What to work on
Check every line below for the string "الغربي", and copy the lines that contain it.

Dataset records
* * * * * * * * *

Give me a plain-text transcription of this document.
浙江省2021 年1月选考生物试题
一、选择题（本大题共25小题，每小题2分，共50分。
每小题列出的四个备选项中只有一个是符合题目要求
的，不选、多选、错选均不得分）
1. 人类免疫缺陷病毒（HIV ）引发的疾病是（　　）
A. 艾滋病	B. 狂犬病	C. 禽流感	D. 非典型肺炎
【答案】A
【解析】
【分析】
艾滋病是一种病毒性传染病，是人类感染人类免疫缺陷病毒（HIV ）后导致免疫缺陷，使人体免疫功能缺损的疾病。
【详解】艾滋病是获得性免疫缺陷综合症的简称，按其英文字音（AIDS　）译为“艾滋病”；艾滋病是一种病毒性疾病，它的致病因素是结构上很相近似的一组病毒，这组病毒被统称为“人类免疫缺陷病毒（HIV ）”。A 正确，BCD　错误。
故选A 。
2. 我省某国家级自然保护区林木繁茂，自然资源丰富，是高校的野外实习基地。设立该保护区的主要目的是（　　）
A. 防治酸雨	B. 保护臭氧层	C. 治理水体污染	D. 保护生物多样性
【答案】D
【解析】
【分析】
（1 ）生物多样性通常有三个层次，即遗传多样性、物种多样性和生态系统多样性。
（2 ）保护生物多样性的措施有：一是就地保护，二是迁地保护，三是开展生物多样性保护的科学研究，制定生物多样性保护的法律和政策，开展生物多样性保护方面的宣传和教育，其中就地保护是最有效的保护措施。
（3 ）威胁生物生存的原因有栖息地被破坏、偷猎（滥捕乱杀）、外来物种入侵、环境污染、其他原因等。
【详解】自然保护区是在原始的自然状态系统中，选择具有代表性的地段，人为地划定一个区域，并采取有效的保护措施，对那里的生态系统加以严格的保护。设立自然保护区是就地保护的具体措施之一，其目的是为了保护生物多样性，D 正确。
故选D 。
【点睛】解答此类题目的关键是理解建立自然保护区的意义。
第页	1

* * * * * * * * *

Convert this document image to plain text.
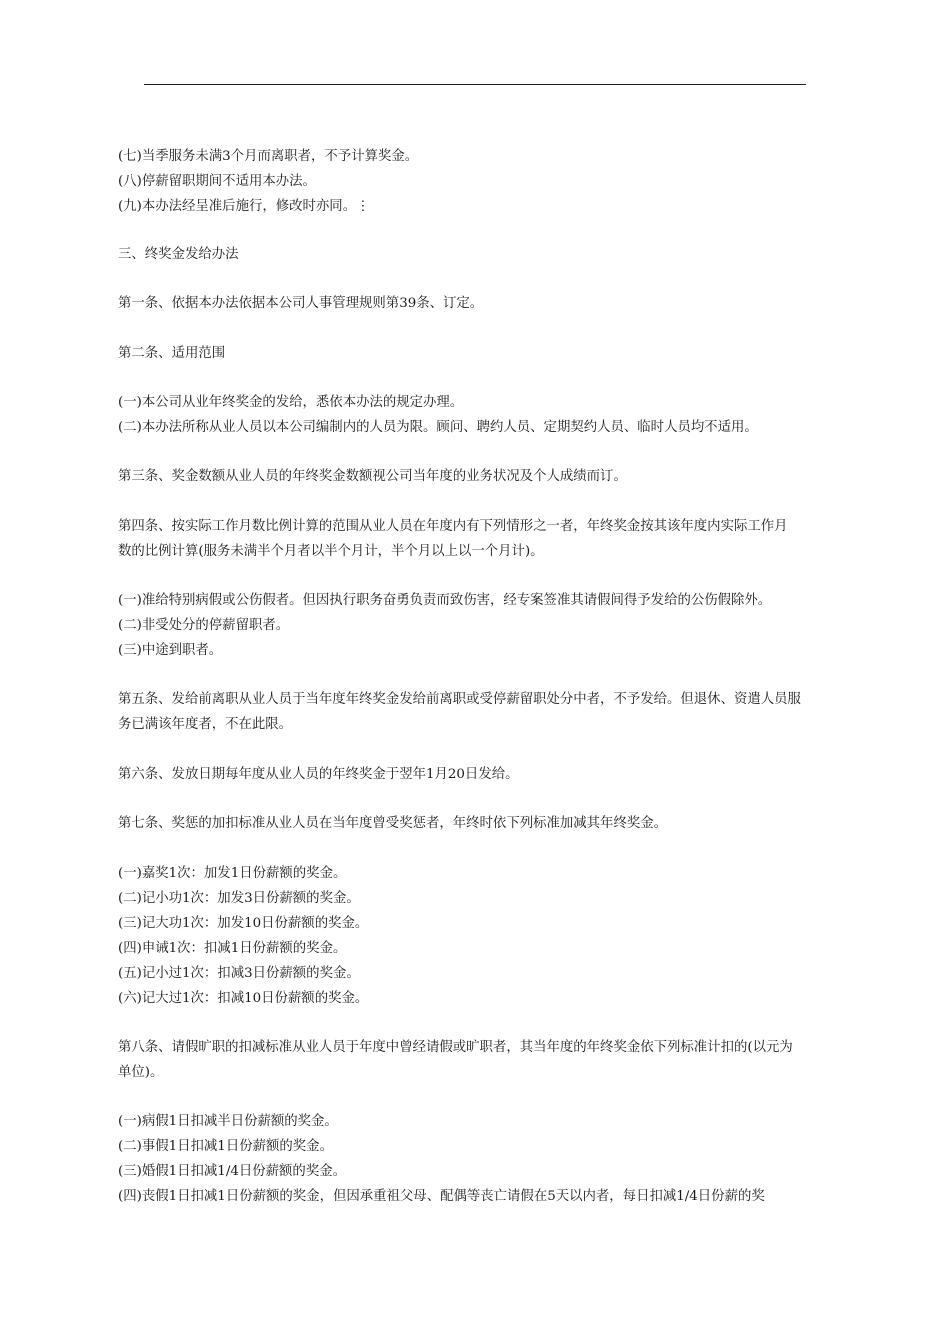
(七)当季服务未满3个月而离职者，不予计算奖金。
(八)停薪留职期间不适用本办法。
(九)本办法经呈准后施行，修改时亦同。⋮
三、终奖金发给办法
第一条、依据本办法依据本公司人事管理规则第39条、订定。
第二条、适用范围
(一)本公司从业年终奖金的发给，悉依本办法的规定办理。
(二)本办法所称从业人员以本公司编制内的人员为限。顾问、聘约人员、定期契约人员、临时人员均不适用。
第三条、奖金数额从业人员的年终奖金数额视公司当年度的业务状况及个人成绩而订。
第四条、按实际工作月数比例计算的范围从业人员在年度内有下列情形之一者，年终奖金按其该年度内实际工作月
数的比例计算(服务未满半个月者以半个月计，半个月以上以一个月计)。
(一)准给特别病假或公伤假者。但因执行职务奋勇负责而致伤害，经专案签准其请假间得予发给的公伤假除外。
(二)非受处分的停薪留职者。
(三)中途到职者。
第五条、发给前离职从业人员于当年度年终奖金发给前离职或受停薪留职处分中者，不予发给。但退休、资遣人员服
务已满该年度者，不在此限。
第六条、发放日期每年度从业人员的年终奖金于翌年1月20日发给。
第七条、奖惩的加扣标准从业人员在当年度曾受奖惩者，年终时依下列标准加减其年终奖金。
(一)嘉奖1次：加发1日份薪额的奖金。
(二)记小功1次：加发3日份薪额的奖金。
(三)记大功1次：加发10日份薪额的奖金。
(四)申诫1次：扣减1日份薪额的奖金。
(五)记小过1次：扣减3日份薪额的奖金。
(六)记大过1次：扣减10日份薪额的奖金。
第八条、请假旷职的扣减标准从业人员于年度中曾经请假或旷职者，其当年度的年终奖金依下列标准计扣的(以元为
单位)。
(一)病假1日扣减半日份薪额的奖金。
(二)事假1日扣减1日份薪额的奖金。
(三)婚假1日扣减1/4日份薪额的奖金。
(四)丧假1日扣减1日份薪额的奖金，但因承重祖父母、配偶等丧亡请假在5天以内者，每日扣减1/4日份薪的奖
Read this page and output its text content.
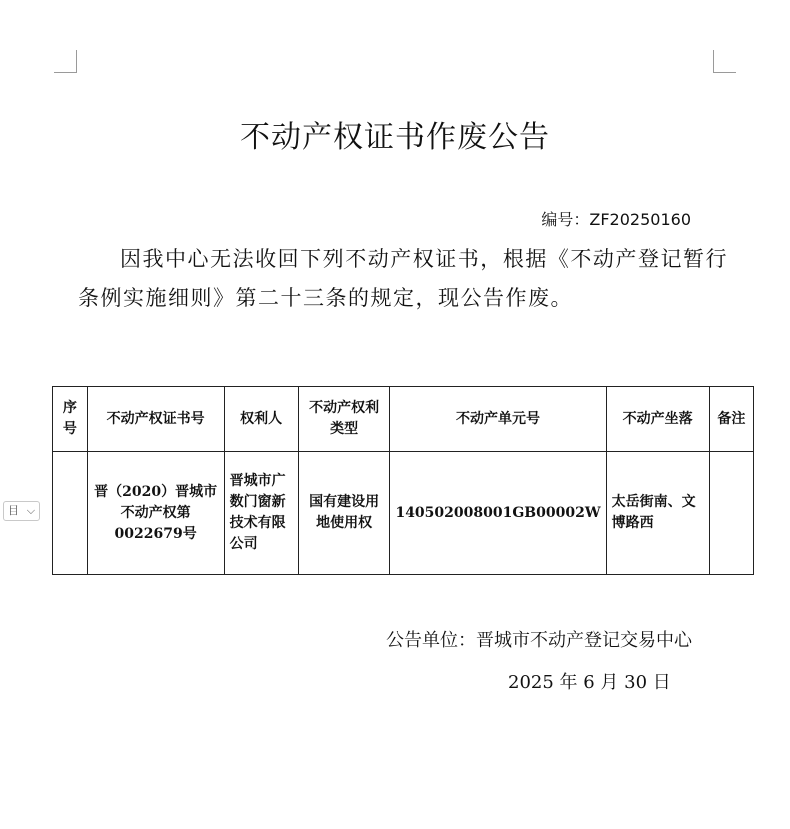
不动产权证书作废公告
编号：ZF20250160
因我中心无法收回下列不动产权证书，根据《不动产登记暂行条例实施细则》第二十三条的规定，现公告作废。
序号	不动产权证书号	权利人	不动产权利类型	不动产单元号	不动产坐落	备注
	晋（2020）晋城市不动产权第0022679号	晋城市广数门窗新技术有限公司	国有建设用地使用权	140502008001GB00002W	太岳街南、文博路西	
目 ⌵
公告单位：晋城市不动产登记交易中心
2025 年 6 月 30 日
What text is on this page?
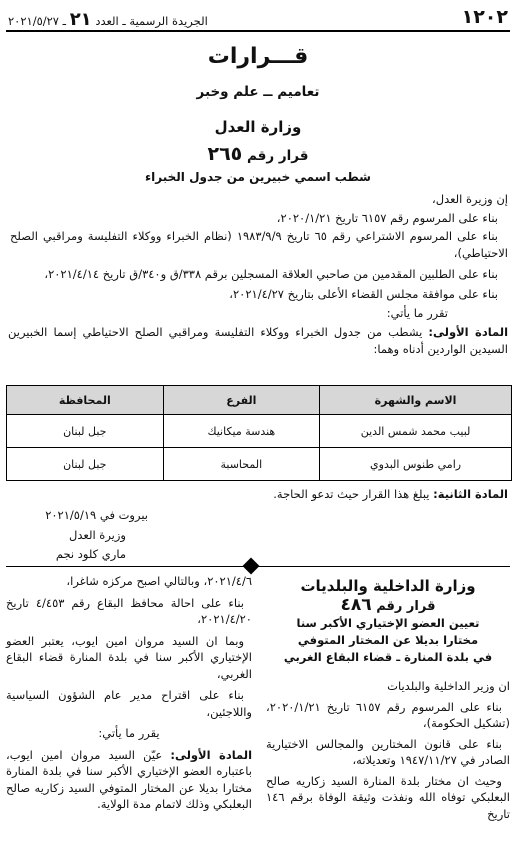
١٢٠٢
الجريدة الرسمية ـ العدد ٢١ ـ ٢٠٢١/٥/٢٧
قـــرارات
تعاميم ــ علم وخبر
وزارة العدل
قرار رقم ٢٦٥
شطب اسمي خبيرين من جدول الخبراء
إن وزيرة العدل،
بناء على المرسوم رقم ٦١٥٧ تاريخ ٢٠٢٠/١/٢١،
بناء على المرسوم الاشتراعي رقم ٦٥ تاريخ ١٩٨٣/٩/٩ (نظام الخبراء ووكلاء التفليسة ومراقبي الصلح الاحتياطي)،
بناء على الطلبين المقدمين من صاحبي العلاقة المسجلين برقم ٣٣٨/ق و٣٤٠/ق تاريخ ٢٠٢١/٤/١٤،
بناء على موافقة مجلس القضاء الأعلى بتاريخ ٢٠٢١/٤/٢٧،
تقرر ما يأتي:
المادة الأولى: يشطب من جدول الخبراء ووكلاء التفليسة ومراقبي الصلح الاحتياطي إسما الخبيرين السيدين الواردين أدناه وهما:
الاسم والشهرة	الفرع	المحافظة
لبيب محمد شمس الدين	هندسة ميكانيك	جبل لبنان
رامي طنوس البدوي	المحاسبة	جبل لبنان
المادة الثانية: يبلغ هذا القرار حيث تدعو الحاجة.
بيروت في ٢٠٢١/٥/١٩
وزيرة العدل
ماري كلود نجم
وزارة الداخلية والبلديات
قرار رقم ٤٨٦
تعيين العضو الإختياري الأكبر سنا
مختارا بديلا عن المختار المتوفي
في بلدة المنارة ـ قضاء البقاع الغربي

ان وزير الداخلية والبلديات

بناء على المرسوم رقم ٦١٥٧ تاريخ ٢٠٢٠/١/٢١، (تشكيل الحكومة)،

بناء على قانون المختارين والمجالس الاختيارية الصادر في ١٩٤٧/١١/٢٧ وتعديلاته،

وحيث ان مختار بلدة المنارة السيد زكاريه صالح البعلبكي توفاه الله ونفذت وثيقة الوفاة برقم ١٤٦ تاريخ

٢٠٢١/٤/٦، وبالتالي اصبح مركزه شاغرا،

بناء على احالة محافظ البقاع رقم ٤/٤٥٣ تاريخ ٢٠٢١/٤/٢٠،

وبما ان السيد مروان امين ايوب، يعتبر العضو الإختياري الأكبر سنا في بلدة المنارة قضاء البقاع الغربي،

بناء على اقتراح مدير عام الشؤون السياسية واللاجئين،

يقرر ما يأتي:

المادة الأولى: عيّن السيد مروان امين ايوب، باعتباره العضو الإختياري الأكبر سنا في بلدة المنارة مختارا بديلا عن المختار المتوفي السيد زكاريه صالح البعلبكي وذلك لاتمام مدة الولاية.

* * * * * * * * *

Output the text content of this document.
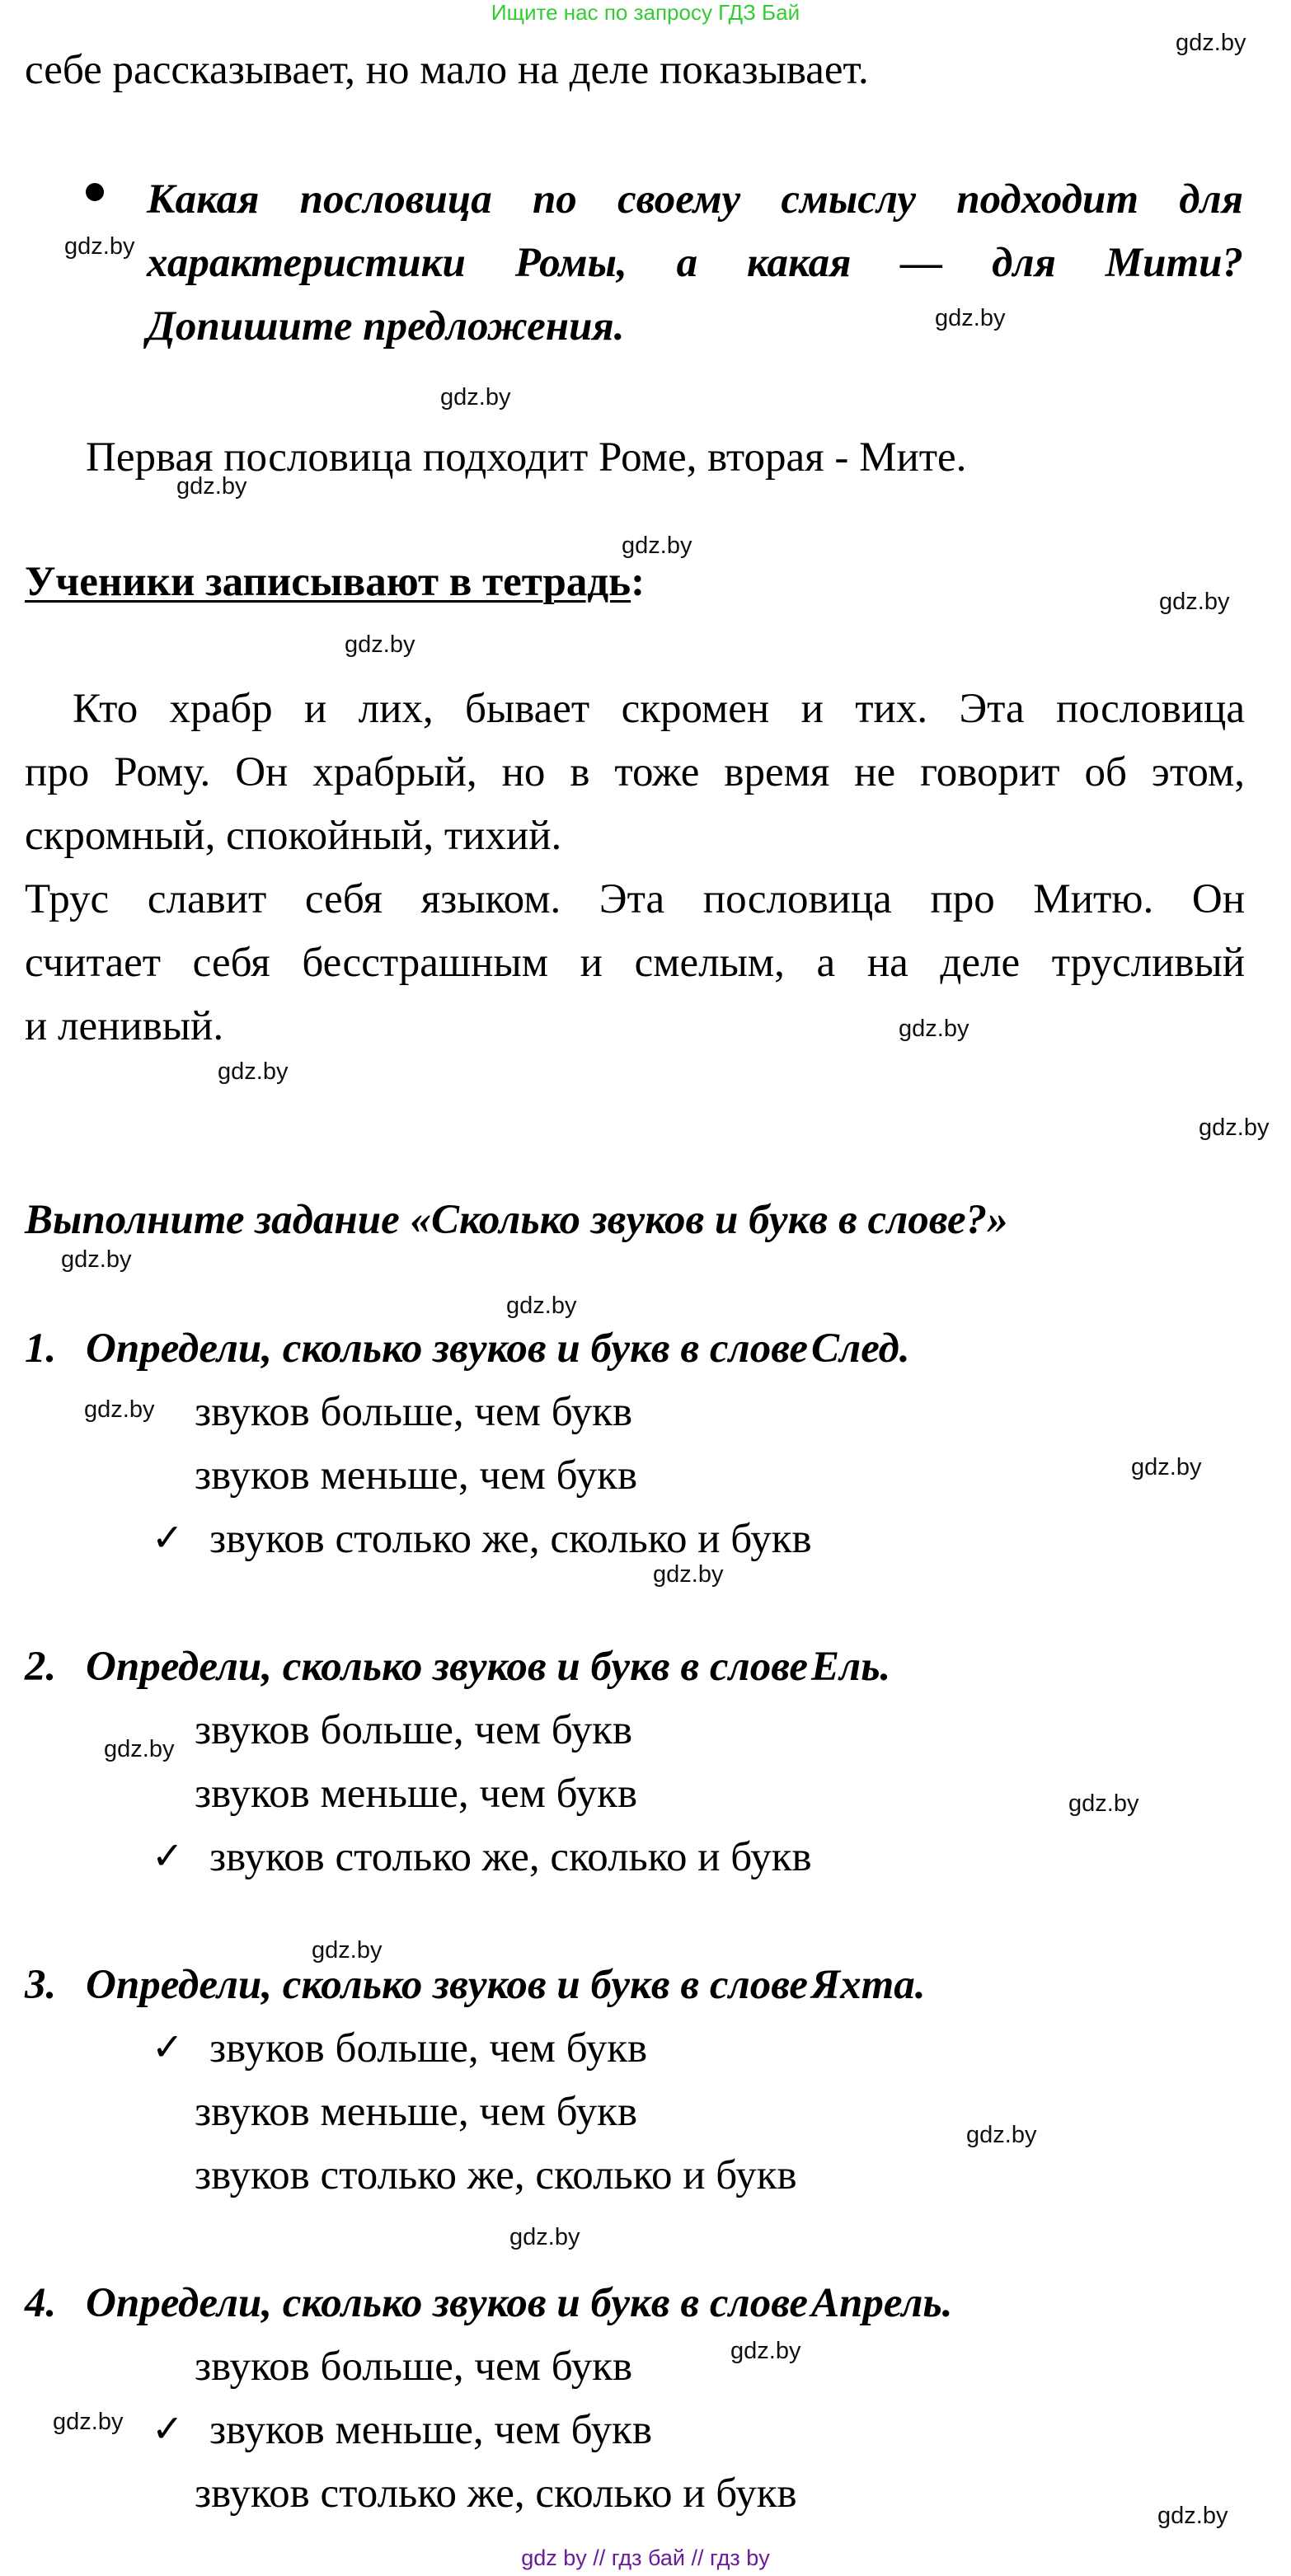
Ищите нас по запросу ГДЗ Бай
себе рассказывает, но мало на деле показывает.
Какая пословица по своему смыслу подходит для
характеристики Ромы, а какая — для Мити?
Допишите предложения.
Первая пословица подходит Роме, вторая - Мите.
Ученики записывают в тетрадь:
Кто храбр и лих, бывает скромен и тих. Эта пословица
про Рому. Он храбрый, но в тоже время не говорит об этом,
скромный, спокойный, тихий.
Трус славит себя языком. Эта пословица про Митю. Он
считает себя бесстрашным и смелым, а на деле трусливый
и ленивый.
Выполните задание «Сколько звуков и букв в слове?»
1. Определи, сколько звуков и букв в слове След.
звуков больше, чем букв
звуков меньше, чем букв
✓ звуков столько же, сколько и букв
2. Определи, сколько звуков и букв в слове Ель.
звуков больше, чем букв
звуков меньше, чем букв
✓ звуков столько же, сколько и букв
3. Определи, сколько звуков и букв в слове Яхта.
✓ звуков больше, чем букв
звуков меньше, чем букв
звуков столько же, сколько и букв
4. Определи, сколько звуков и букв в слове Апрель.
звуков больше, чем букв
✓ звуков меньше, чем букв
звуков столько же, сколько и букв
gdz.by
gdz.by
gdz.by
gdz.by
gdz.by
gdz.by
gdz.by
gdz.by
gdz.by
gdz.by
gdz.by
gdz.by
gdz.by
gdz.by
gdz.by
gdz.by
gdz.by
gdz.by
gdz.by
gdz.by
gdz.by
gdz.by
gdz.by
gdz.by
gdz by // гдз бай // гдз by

* * * * * * * * *

Answer to this exercise
في بلدة المنارة ـ قضاء البقاع الغربي
وبما ان السيد مروان امين ايوب، يعتبر العضو الإختياري الأكبر سنا في بلدة المنارة قضاء البقاع الغربي،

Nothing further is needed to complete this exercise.